╭─ RECORD SET

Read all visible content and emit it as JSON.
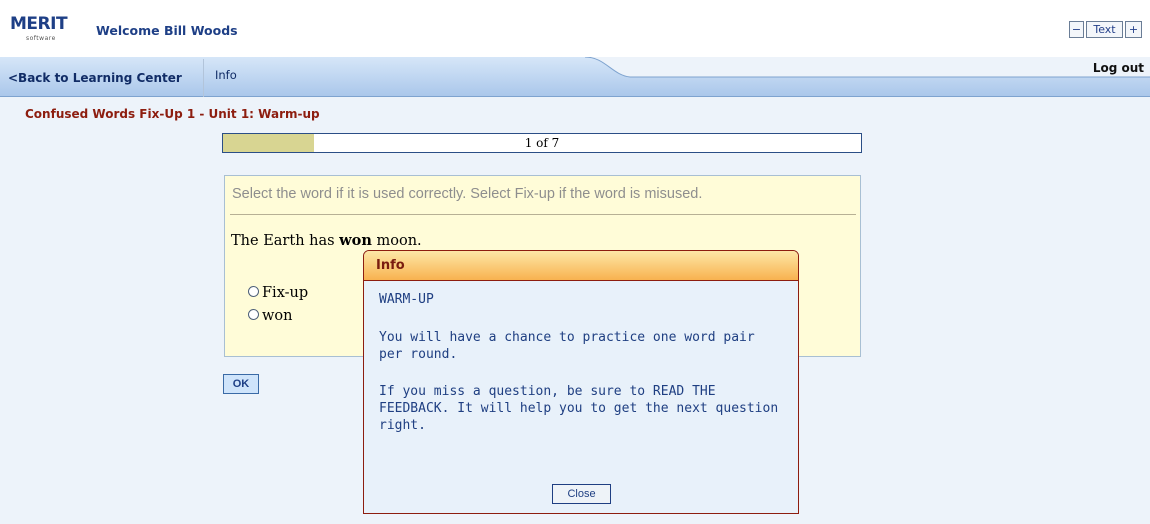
{
  "header": {
    "logo_word": "MERIT",
    "logo_tag": "software",
    "welcome": "Welcome Bill Woods",
    "text_size": {
      "minus": "−",
      "label": "Text",
      "plus": "+"
    }
  },
  "nav": {
    "back_label": "<Back to Learning Center",
    "info_label": "Info",
    "logout_label": "Log out"
  },
  "lesson": {
    "title": "Confused Words Fix-Up 1 - Unit 1: Warm-up",
    "progress": {
      "current": 1,
      "total": 7,
      "label": "1 of 7",
      "fraction": 0.143
    }
  },
  "question": {
    "instruction": "Select the word if it is used correctly. Select Fix-up if the word is misused.",
    "sentence_before": "The Earth has ",
    "sentence_word": "won",
    "sentence_after": " moon.",
    "options": [
      "Fix-up",
      "won"
    ],
    "ok_label": "OK"
  },
  "dialog": {
    "title": "Info",
    "heading": "WARM-UP",
    "para1": "You will have a chance to practice one word pair per round.",
    "para2": "If you miss a question, be sure to READ THE FEEDBACK. It will help you to get the next question right.",
    "close_label": "Close"
  },
  "colors": {
    "brand_blue": "#1e3f86",
    "lesson_red": "#8d1d0f",
    "progress_fill": "#d8d592",
    "question_bg": "#fffcd8",
    "dialog_bg": "#e8f1fa"
  }
}
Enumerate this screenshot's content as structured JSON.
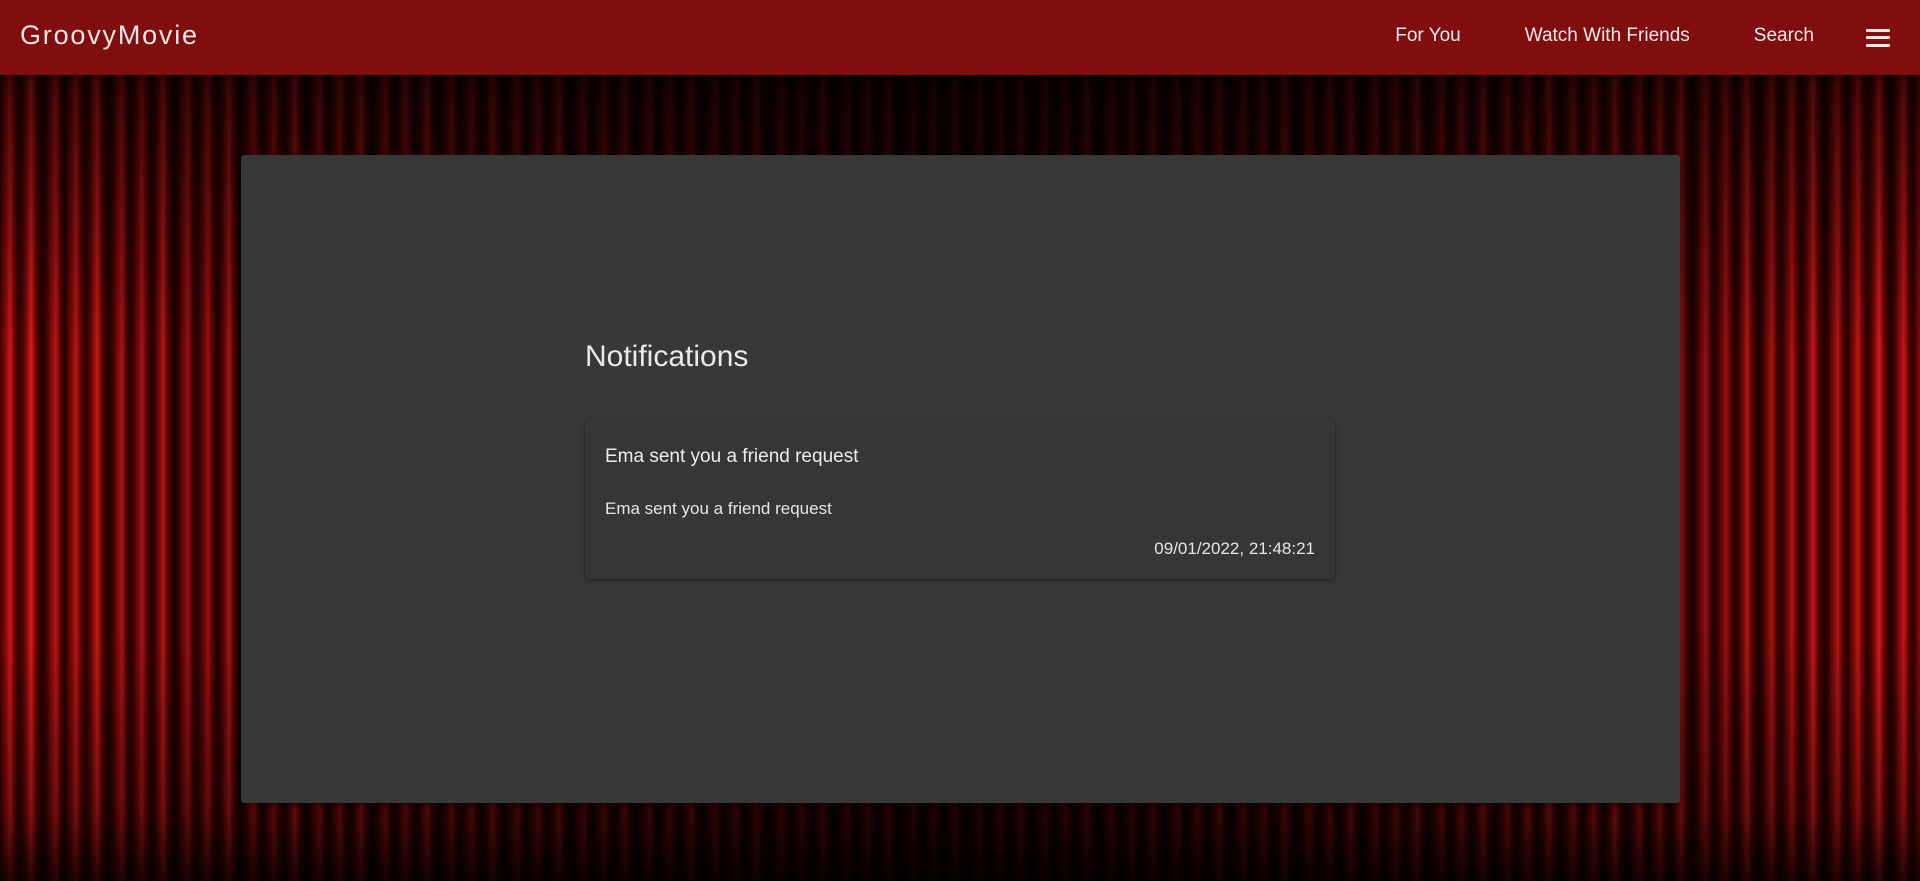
{
  "app": {
    "title": "GroovyMovie"
  },
  "nav": {
    "items": [
      {
        "label": "For You"
      },
      {
        "label": "Watch With Friends"
      },
      {
        "label": "Search"
      }
    ],
    "menu_icon": "menu-icon"
  },
  "main": {
    "title": "Notifications",
    "notifications": [
      {
        "title": "Ema sent you a friend request",
        "body": "Ema sent you a friend request",
        "timestamp": "09/01/2022, 21:48:21"
      }
    ]
  },
  "colors": {
    "appbar": "#800e0e",
    "panel": "#383838",
    "card": "#363636",
    "curtain_red": "#d01818"
  }
}
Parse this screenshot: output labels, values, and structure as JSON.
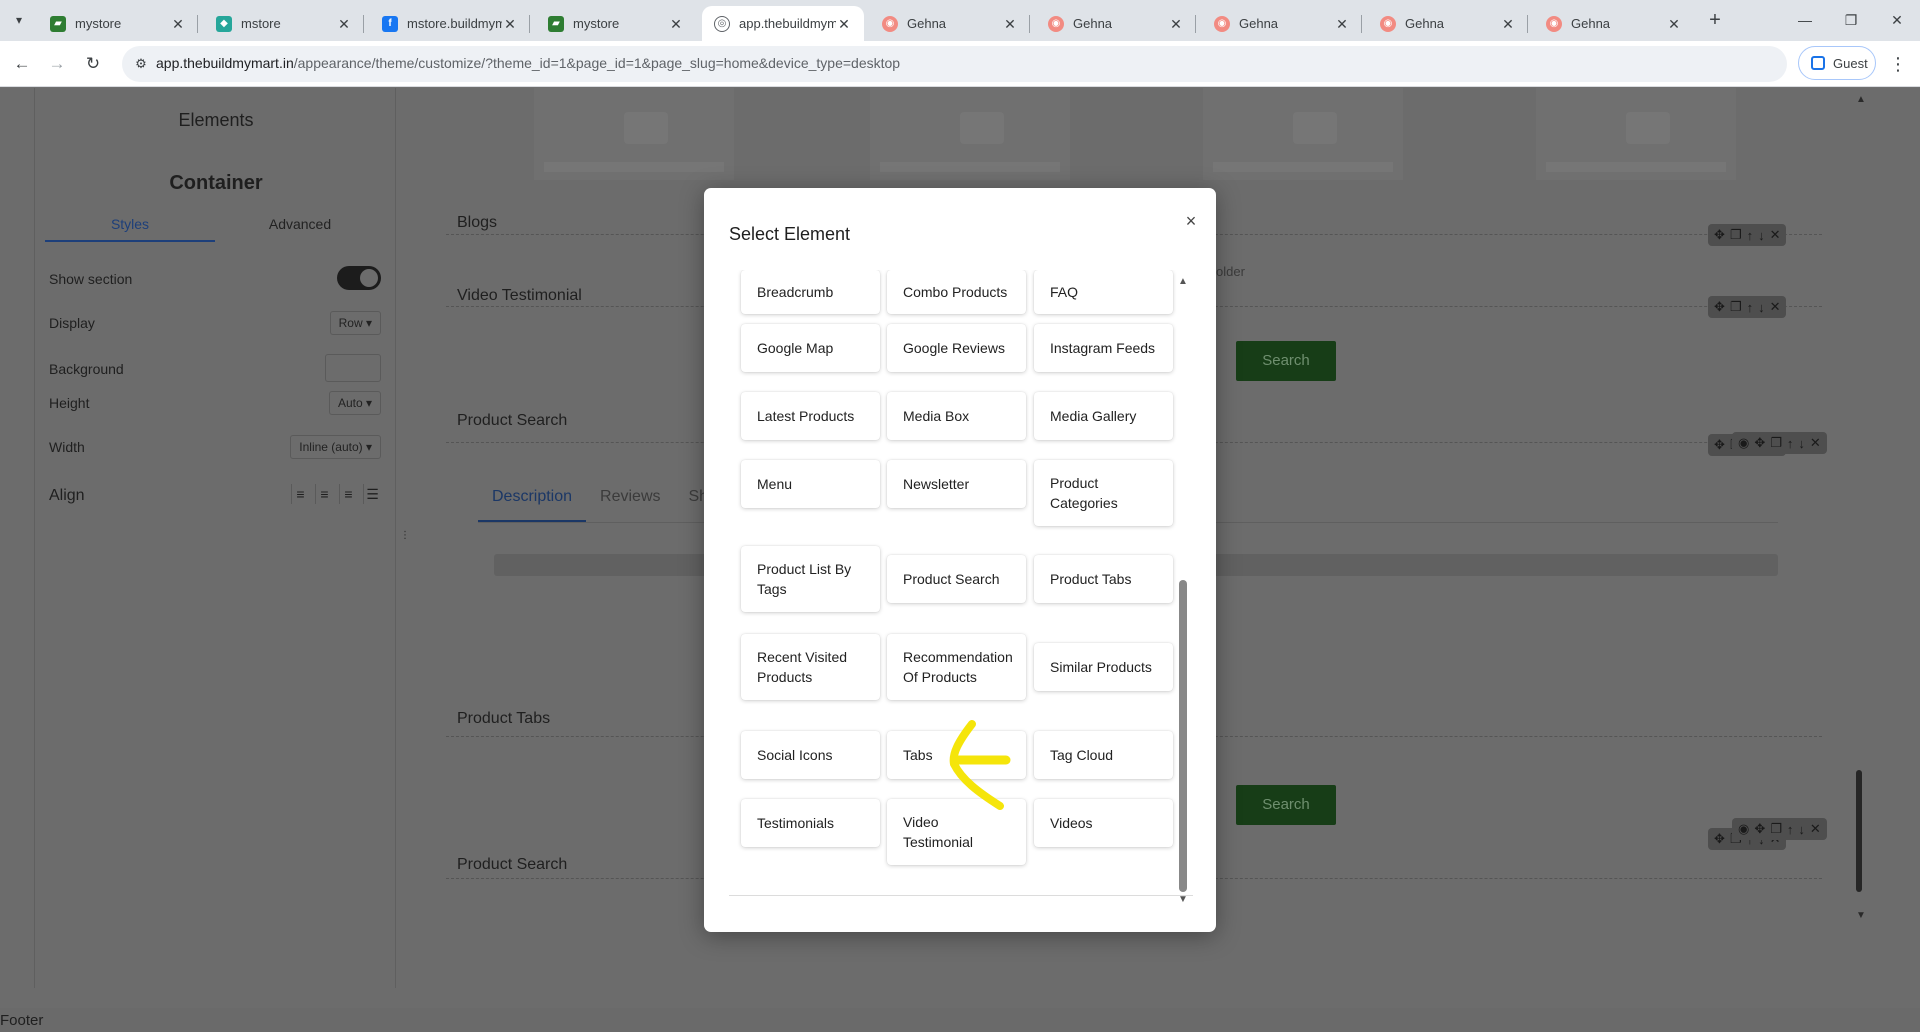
{
  "browser": {
    "tabs": [
      {
        "title": "mystore",
        "favicon": "store-favicon",
        "color": "#2e7d32"
      },
      {
        "title": "mstore",
        "favicon": "shop-favicon",
        "color": "#26a69a"
      },
      {
        "title": "mstore.buildmym",
        "favicon": "facebook-favicon",
        "color": "#1877f2"
      },
      {
        "title": "mystore",
        "favicon": "store-favicon",
        "color": "#2e7d32"
      },
      {
        "title": "app.thebuildmym",
        "favicon": "globe-favicon",
        "color": "#5f6368",
        "active": true
      },
      {
        "title": "Gehna",
        "favicon": "gehna-favicon",
        "color": "#f28b82"
      },
      {
        "title": "Gehna",
        "favicon": "gehna-favicon",
        "color": "#f28b82"
      },
      {
        "title": "Gehna",
        "favicon": "gehna-favicon",
        "color": "#f28b82"
      },
      {
        "title": "Gehna",
        "favicon": "gehna-favicon",
        "color": "#f28b82"
      },
      {
        "title": "Gehna",
        "favicon": "gehna-favicon",
        "color": "#f28b82"
      }
    ],
    "url_host": "app.thebuildmymart.in",
    "url_path": "/appearance/theme/customize/?theme_id=1&page_id=1&page_slug=home&device_type=desktop",
    "profile_label": "Guest"
  },
  "left_panel": {
    "heading": "Elements",
    "subheading": "Container",
    "tabs": [
      "Styles",
      "Advanced"
    ],
    "show_section_label": "Show section",
    "display_label": "Display",
    "display_value": "Row",
    "background_label": "Background",
    "height_label": "Height",
    "height_value": "Auto",
    "width_label": "Width",
    "width_value": "Inline (auto)",
    "align_label": "Align"
  },
  "canvas": {
    "labels": {
      "blogs": "Blogs",
      "video_testimonial": "Video Testimonial",
      "product_search_1": "Product Search",
      "product_tabs": "Product Tabs",
      "product_search_2": "Product Search"
    },
    "placeholder_text": "older",
    "search_button": "Search",
    "desc_tabs": [
      "Description",
      "Reviews",
      "Sh"
    ],
    "footer": "Footer"
  },
  "modal": {
    "title": "Select Element",
    "close": "×",
    "elements": [
      "Breadcrumb",
      "Combo Products",
      "FAQ",
      "Google Map",
      "Google Reviews",
      "Instagram Feeds",
      "Latest Products",
      "Media Box",
      "Media Gallery",
      "Menu",
      "Newsletter",
      "Product Categories",
      "Product List By Tags",
      "Product Search",
      "Product Tabs",
      "Recent Visited Products",
      "Recommendation Of Products",
      "Similar Products",
      "Social Icons",
      "Tabs",
      "Tag Cloud",
      "Testimonials",
      "Video Testimonial",
      "Videos"
    ]
  },
  "colors": {
    "accent": "#1a73e8",
    "annotation": "#f5e50a",
    "search_button": "#173d17"
  }
}
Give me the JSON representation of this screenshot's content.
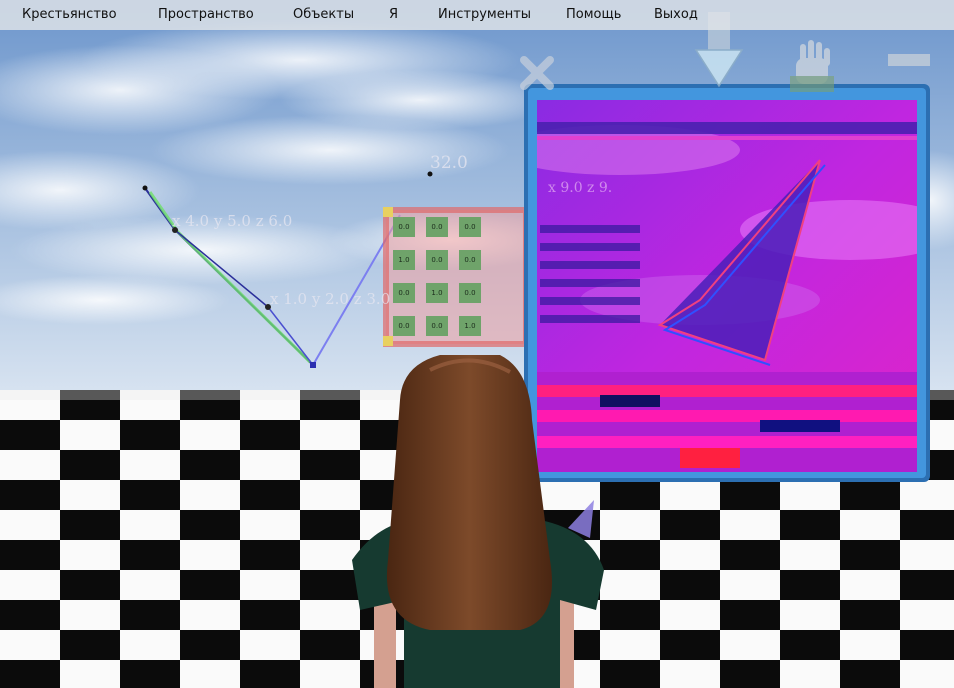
{
  "menu": [
    {
      "label": "Крестьянство"
    },
    {
      "label": "Пространство"
    },
    {
      "label": "Объекты"
    },
    {
      "label": "Я"
    },
    {
      "label": "Инструменты"
    },
    {
      "label": "Помощь"
    },
    {
      "label": "Выход"
    }
  ],
  "labels": {
    "point_a": "x 4.0 y 5.0 z 6.0",
    "point_b": "x 1.0 y 2.0 z 3.0",
    "value": "32.0",
    "screen_point": "x 9.0 z 9."
  },
  "matrix": [
    [
      "0.0",
      "0.0",
      "0.0"
    ],
    [
      "1.0",
      "0.0",
      "0.0"
    ],
    [
      "0.0",
      "1.0",
      "0.0"
    ],
    [
      "0.0",
      "0.0",
      "1.0"
    ]
  ],
  "icons": [
    "close-x-icon",
    "down-arrow-icon",
    "hand-icon",
    "minimize-icon"
  ],
  "colors": {
    "sky": "#7fa6d6",
    "screen_frame": "#3c8ed8",
    "screen_fill": "#b23be8",
    "hair": "#6b3c22",
    "shirt": "#163a30"
  }
}
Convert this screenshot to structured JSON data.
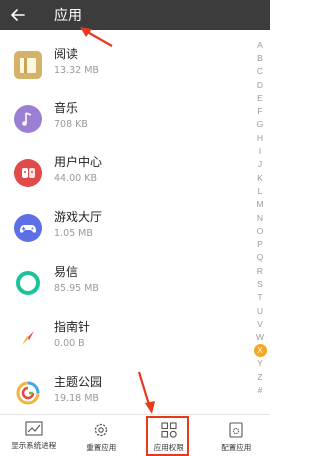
{
  "header": {
    "title": "应用"
  },
  "apps": [
    {
      "name": "阅读",
      "size": "13.32 MB",
      "icon": "book-icon",
      "color": "#d4b26a"
    },
    {
      "name": "音乐",
      "size": "708 KB",
      "icon": "music-note-icon",
      "color": "#9b7fd4"
    },
    {
      "name": "用户中心",
      "size": "44.00 KB",
      "icon": "user-center-icon",
      "color": "#e04a4a"
    },
    {
      "name": "游戏大厅",
      "size": "1.05 MB",
      "icon": "gamepad-icon",
      "color": "#5b6fe6"
    },
    {
      "name": "易信",
      "size": "85.95 MB",
      "icon": "yixin-chat-icon",
      "color": "#1cc39a"
    },
    {
      "name": "指南针",
      "size": "0.00 B",
      "icon": "compass-icon",
      "color": "#f08a4b"
    },
    {
      "name": "主题公园",
      "size": "19.18 MB",
      "icon": "theme-park-icon",
      "color": "#f3b33d"
    }
  ],
  "index_letters": [
    "A",
    "B",
    "C",
    "D",
    "E",
    "F",
    "G",
    "H",
    "I",
    "J",
    "K",
    "L",
    "M",
    "N",
    "O",
    "P",
    "Q",
    "R",
    "S",
    "T",
    "U",
    "V",
    "W",
    "X",
    "Y",
    "Z",
    "#"
  ],
  "index_active": "X",
  "bottom_tabs": [
    {
      "label": "显示系统进程",
      "icon": "chart-icon"
    },
    {
      "label": "重置应用",
      "icon": "gear-icon"
    },
    {
      "label": "应用权限",
      "icon": "grid-apps-icon"
    },
    {
      "label": "配置应用",
      "icon": "settings-file-icon"
    }
  ],
  "colors": {
    "appbar": "#3c3c3c",
    "annotation_red": "#e53a1b",
    "index_active": "#f5a623"
  }
}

╰─

* GIVEN INSTRUCTION
Every entry must be written out exactly, with all pictures left out.

* WRITTEN RESPONSE
Read all visible content and emit it as JSON.
{
  "header": {
    "logo_word": "MERIT",
    "logo_tag": "software",
    "welcome": "Welcome Bill Woods",
    "text_size": {
      "minus": "−",
      "label": "Text",
      "plus": "+"
    }
  },
  "nav": {
    "back_label": "<Back to Learning Center",
    "info_label": "Info",
    "logout_label": "Log out"
  },
  "lesson": {
    "title": "Confused Words Fix-Up 1 - Unit 1: Warm-up",
    "progress": {
      "current": 1,
      "total": 7,
      "label": "1 of 7",
      "fraction": 0.143
    }
  },
  "question": {
    "instruction": "Select the word if it is used correctly. Select Fix-up if the word is misused.",
    "sentence_before": "The Earth has ",
    "sentence_word": "won",
    "sentence_after": " moon.",
    "options": [
      "Fix-up",
      "won"
    ],
    "ok_label": "OK"
  },
  "dialog": {
    "title": "Info",
    "heading": "WARM-UP",
    "para1": "You will have a chance to practice one word pair per round.",
    "para2": "If you miss a question, be sure to READ THE FEEDBACK. It will help you to get the next question right.",
    "close_label": "Close"
  },
  "colors": {
    "brand_blue": "#1e3f86",
    "lesson_red": "#8d1d0f",
    "progress_fill": "#d8d592",
    "question_bg": "#fffcd8",
    "dialog_bg": "#e8f1fa"
  }
}
Enumerate this screenshot's content as structured JSON.
{
  "app": {
    "title": "GroovyMovie"
  },
  "nav": {
    "items": [
      {
        "label": "For You"
      },
      {
        "label": "Watch With Friends"
      },
      {
        "label": "Search"
      }
    ],
    "menu_icon": "menu-icon"
  },
  "main": {
    "title": "Notifications",
    "notifications": [
      {
        "title": "Ema sent you a friend request",
        "body": "Ema sent you a friend request",
        "timestamp": "09/01/2022, 21:48:21"
      }
    ]
  },
  "colors": {
    "appbar": "#800e0e",
    "panel": "#383838",
    "card": "#363636",
    "curtain_red": "#d01818"
  }
}
Parse this screenshot: output labels, values, and structure as JSON.
{
  "browser": {
    "tabs": [
      {
        "title": "mystore",
        "favicon": "store-favicon",
        "color": "#2e7d32"
      },
      {
        "title": "mstore",
        "favicon": "shop-favicon",
        "color": "#26a69a"
      },
      {
        "title": "mstore.buildmym",
        "favicon": "facebook-favicon",
        "color": "#1877f2"
      },
      {
        "title": "mystore",
        "favicon": "store-favicon",
        "color": "#2e7d32"
      },
      {
        "title": "app.thebuildmym",
        "favicon": "globe-favicon",
        "color": "#5f6368",
        "active": true
      },
      {
        "title": "Gehna",
        "favicon": "gehna-favicon",
        "color": "#f28b82"
      },
      {
        "title": "Gehna",
        "favicon": "gehna-favicon",
        "color": "#f28b82"
      },
      {
        "title": "Gehna",
        "favicon": "gehna-favicon",
        "color": "#f28b82"
      },
      {
        "title": "Gehna",
        "favicon": "gehna-favicon",
        "color": "#f28b82"
      },
      {
        "title": "Gehna",
        "favicon": "gehna-favicon",
        "color": "#f28b82"
      }
    ],
    "url_host": "app.thebuildmymart.in",
    "url_path": "/appearance/theme/customize/?theme_id=1&page_id=1&page_slug=home&device_type=desktop",
    "profile_label": "Guest"
  },
  "left_panel": {
    "heading": "Elements",
    "subheading": "Container",
    "tabs": [
      "Styles",
      "Advanced"
    ],
    "show_section_label": "Show section",
    "display_label": "Display",
    "display_value": "Row",
    "background_label": "Background",
    "height_label": "Height",
    "height_value": "Auto",
    "width_label": "Width",
    "width_value": "Inline (auto)",
    "align_label": "Align"
  },
  "canvas": {
    "labels": {
      "blogs": "Blogs",
      "video_testimonial": "Video Testimonial",
      "product_search_1": "Product Search",
      "product_tabs": "Product Tabs",
      "product_search_2": "Product Search"
    },
    "placeholder_text": "older",
    "search_button": "Search",
    "desc_tabs": [
      "Description",
      "Reviews",
      "Sh"
    ],
    "footer": "Footer"
  },
  "modal": {
    "title": "Select Element",
    "close": "×",
    "elements": [
      "Breadcrumb",
      "Combo Products",
      "FAQ",
      "Google Map",
      "Google Reviews",
      "Instagram Feeds",
      "Latest Products",
      "Media Box",
      "Media Gallery",
      "Menu",
      "Newsletter",
      "Product Categories",
      "Product List By Tags",
      "Product Search",
      "Product Tabs",
      "Recent Visited Products",
      "Recommendation Of Products",
      "Similar Products",
      "Social Icons",
      "Tabs",
      "Tag Cloud",
      "Testimonials",
      "Video Testimonial",
      "Videos"
    ]
  },
  "colors": {
    "accent": "#1a73e8",
    "annotation": "#f5e50a",
    "search_button": "#173d17"
  }
}
Give me the JSON representation of this screenshot's content.
{
  "menu": [
    {
      "label": "Крестьянство"
    },
    {
      "label": "Пространство"
    },
    {
      "label": "Объекты"
    },
    {
      "label": "Я"
    },
    {
      "label": "Инструменты"
    },
    {
      "label": "Помощь"
    },
    {
      "label": "Выход"
    }
  ],
  "labels": {
    "point_a": "x 4.0 y 5.0 z 6.0",
    "point_b": "x 1.0 y 2.0 z 3.0",
    "value": "32.0",
    "screen_point": "x 9.0 z 9."
  },
  "matrix": [
    [
      "0.0",
      "0.0",
      "0.0"
    ],
    [
      "1.0",
      "0.0",
      "0.0"
    ],
    [
      "0.0",
      "1.0",
      "0.0"
    ],
    [
      "0.0",
      "0.0",
      "1.0"
    ]
  ],
  "icons": [
    "close-x-icon",
    "down-arrow-icon",
    "hand-icon",
    "minimize-icon"
  ],
  "colors": {
    "sky": "#7fa6d6",
    "screen_frame": "#3c8ed8",
    "screen_fill": "#b23be8",
    "hair": "#6b3c22",
    "shirt": "#163a30"
  }
}
Convert this screenshot to structured JSON data.
{
  "header": {
    "title": "应用"
  },
  "apps": [
    {
      "name": "阅读",
      "size": "13.32 MB",
      "icon": "book-icon",
      "color": "#d4b26a"
    },
    {
      "name": "音乐",
      "size": "708 KB",
      "icon": "music-note-icon",
      "color": "#9b7fd4"
    },
    {
      "name": "用户中心",
      "size": "44.00 KB",
      "icon": "user-center-icon",
      "color": "#e04a4a"
    },
    {
      "name": "游戏大厅",
      "size": "1.05 MB",
      "icon": "gamepad-icon",
      "color": "#5b6fe6"
    },
    {
      "name": "易信",
      "size": "85.95 MB",
      "icon": "yixin-chat-icon",
      "color": "#1cc39a"
    },
    {
      "name": "指南针",
      "size": "0.00 B",
      "icon": "compass-icon",
      "color": "#f08a4b"
    },
    {
      "name": "主题公园",
      "size": "19.18 MB",
      "icon": "theme-park-icon",
      "color": "#f3b33d"
    }
  ],
  "index_letters": [
    "A",
    "B",
    "C",
    "D",
    "E",
    "F",
    "G",
    "H",
    "I",
    "J",
    "K",
    "L",
    "M",
    "N",
    "O",
    "P",
    "Q",
    "R",
    "S",
    "T",
    "U",
    "V",
    "W",
    "X",
    "Y",
    "Z",
    "#"
  ],
  "index_active": "X",
  "bottom_tabs": [
    {
      "label": "显示系统进程",
      "icon": "chart-icon"
    },
    {
      "label": "重置应用",
      "icon": "gear-icon"
    },
    {
      "label": "应用权限",
      "icon": "grid-apps-icon"
    },
    {
      "label": "配置应用",
      "icon": "settings-file-icon"
    }
  ],
  "colors": {
    "appbar": "#3c3c3c",
    "annotation_red": "#e53a1b",
    "index_active": "#f5a623"
  }
}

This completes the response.